■ What the task requires
Extract every line of the material below and reproduce it faithfully.

■ Records supplied
_ _ _ _

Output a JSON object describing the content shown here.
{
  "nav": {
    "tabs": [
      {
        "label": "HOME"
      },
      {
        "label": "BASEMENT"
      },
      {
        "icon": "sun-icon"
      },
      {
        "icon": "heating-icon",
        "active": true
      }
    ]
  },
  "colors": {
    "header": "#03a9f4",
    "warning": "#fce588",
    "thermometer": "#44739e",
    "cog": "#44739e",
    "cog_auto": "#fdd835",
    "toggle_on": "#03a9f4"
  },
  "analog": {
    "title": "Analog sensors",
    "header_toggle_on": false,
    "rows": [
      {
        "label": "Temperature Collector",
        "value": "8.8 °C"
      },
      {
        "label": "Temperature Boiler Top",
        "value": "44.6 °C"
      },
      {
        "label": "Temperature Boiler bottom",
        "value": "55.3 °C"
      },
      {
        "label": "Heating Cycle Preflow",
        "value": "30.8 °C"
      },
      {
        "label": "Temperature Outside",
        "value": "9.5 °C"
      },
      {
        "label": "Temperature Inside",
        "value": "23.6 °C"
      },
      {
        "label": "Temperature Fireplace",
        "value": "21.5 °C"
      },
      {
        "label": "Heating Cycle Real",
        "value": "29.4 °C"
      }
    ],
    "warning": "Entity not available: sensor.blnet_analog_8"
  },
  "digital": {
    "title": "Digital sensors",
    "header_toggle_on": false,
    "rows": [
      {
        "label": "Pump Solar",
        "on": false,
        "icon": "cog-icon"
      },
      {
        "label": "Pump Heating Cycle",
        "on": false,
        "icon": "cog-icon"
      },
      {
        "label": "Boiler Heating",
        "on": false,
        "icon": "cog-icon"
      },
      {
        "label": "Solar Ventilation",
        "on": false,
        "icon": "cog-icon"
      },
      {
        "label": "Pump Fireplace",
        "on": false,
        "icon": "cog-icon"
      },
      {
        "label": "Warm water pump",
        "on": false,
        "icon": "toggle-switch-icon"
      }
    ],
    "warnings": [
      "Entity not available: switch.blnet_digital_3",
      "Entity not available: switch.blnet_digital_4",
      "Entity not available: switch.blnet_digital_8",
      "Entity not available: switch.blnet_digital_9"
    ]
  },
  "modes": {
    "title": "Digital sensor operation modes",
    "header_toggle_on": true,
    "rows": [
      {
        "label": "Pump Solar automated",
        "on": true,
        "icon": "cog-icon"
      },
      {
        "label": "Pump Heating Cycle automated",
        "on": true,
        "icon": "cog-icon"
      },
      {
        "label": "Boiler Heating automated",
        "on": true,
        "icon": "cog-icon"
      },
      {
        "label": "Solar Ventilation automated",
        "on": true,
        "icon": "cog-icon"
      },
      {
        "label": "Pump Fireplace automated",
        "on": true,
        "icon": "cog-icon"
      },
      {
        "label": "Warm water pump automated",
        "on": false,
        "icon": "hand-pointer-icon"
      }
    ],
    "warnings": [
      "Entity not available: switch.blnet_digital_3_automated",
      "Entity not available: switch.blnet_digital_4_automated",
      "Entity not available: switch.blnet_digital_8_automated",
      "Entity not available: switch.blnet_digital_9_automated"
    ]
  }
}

_ _ _ _

■ Task output
Output a JSON object describing the content shown here.
{
  "nav": {
    "tabs": [
      {
        "label": "HOME"
      },
      {
        "label": "BASEMENT"
      },
      {
        "icon": "sun-icon"
      },
      {
        "icon": "heating-icon",
        "active": true
      }
    ]
  },
  "colors": {
    "header": "#03a9f4",
    "warning": "#fce588",
    "thermometer": "#44739e",
    "cog": "#44739e",
    "cog_auto": "#fdd835",
    "toggle_on": "#03a9f4"
  },
  "analog": {
    "title": "Analog sensors",
    "header_toggle_on": false,
    "rows": [
      {
        "label": "Temperature Collector",
        "value": "8.8 °C"
      },
      {
        "label": "Temperature Boiler Top",
        "value": "44.6 °C"
      },
      {
        "label": "Temperature Boiler bottom",
        "value": "55.3 °C"
      },
      {
        "label": "Heating Cycle Preflow",
        "value": "30.8 °C"
      },
      {
        "label": "Temperature Outside",
        "value": "9.5 °C"
      },
      {
        "label": "Temperature Inside",
        "value": "23.6 °C"
      },
      {
        "label": "Temperature Fireplace",
        "value": "21.5 °C"
      },
      {
        "label": "Heating Cycle Real",
        "value": "29.4 °C"
      }
    ],
    "warning": "Entity not available: sensor.blnet_analog_8"
  },
  "digital": {
    "title": "Digital sensors",
    "header_toggle_on": false,
    "rows": [
      {
        "label": "Pump Solar",
        "on": false,
        "icon": "cog-icon"
      },
      {
        "label": "Pump Heating Cycle",
        "on": false,
        "icon": "cog-icon"
      },
      {
        "label": "Boiler Heating",
        "on": false,
        "icon": "cog-icon"
      },
      {
        "label": "Solar Ventilation",
        "on": false,
        "icon": "cog-icon"
      },
      {
        "label": "Pump Fireplace",
        "on": false,
        "icon": "cog-icon"
      },
      {
        "label": "Warm water pump",
        "on": false,
        "icon": "toggle-switch-icon"
      }
    ],
    "warnings": [
      "Entity not available: switch.blnet_digital_3",
      "Entity not available: switch.blnet_digital_4",
      "Entity not available: switch.blnet_digital_8",
      "Entity not available: switch.blnet_digital_9"
    ]
  },
  "modes": {
    "title": "Digital sensor operation modes",
    "header_toggle_on": true,
    "rows": [
      {
        "label": "Pump Solar automated",
        "on": true,
        "icon": "cog-icon"
      },
      {
        "label": "Pump Heating Cycle automated",
        "on": true,
        "icon": "cog-icon"
      },
      {
        "label": "Boiler Heating automated",
        "on": true,
        "icon": "cog-icon"
      },
      {
        "label": "Solar Ventilation automated",
        "on": true,
        "icon": "cog-icon"
      },
      {
        "label": "Pump Fireplace automated",
        "on": true,
        "icon": "cog-icon"
      },
      {
        "label": "Warm water pump automated",
        "on": false,
        "icon": "hand-pointer-icon"
      }
    ],
    "warnings": [
      "Entity not available: switch.blnet_digital_3_automated",
      "Entity not available: switch.blnet_digital_4_automated",
      "Entity not available: switch.blnet_digital_8_automated",
      "Entity not available: switch.blnet_digital_9_automated"
    ]
  }
}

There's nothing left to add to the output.